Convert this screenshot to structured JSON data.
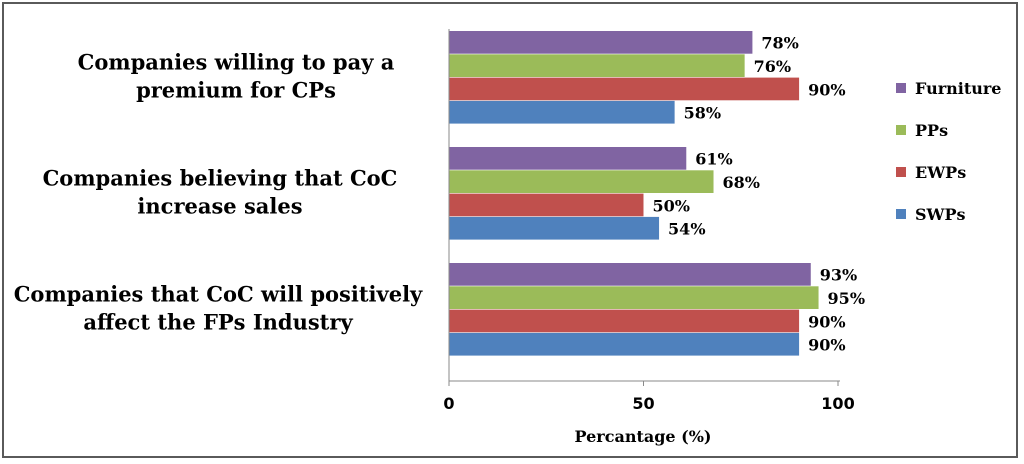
{
  "chart_data": {
    "type": "bar",
    "orientation": "horizontal",
    "categories": [
      [
        "Companies willing to pay a",
        "premium for CPs"
      ],
      [
        "Companies believing that CoC",
        "increase sales"
      ],
      [
        "Companies that CoC will positively",
        "affect the FPs Industry"
      ]
    ],
    "series": [
      {
        "name": "Furniture",
        "color": "#8064A2",
        "values": [
          78,
          61,
          93
        ]
      },
      {
        "name": "PPs",
        "color": "#9BBB59",
        "values": [
          76,
          68,
          95
        ]
      },
      {
        "name": "EWPs",
        "color": "#C0504D",
        "values": [
          90,
          50,
          90
        ]
      },
      {
        "name": "SWPs",
        "color": "#4F81BD",
        "values": [
          58,
          54,
          90
        ]
      }
    ],
    "value_suffix": "%",
    "xlabel": "Percantage (%)",
    "xlim": [
      0,
      100
    ],
    "xticks": [
      0,
      50,
      100
    ],
    "grid": false,
    "legend_position": "right"
  }
}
§ §
# TASK GOAL
Your copy should repeat each entry above exactly but contain no pictures.

# SOLUTION TO THIS TASK
Convert this screenshot to structured JSON data.
{
  "chart_data": {
    "type": "bar",
    "orientation": "horizontal",
    "categories": [
      [
        "Companies willing to pay a",
        "premium for CPs"
      ],
      [
        "Companies believing that CoC",
        "increase sales"
      ],
      [
        "Companies that CoC will positively",
        "affect the FPs Industry"
      ]
    ],
    "series": [
      {
        "name": "Furniture",
        "color": "#8064A2",
        "values": [
          78,
          61,
          93
        ]
      },
      {
        "name": "PPs",
        "color": "#9BBB59",
        "values": [
          76,
          68,
          95
        ]
      },
      {
        "name": "EWPs",
        "color": "#C0504D",
        "values": [
          90,
          50,
          90
        ]
      },
      {
        "name": "SWPs",
        "color": "#4F81BD",
        "values": [
          58,
          54,
          90
        ]
      }
    ],
    "value_suffix": "%",
    "xlabel": "Percantage (%)",
    "xlim": [
      0,
      100
    ],
    "xticks": [
      0,
      50,
      100
    ],
    "grid": false,
    "legend_position": "right"
  }
}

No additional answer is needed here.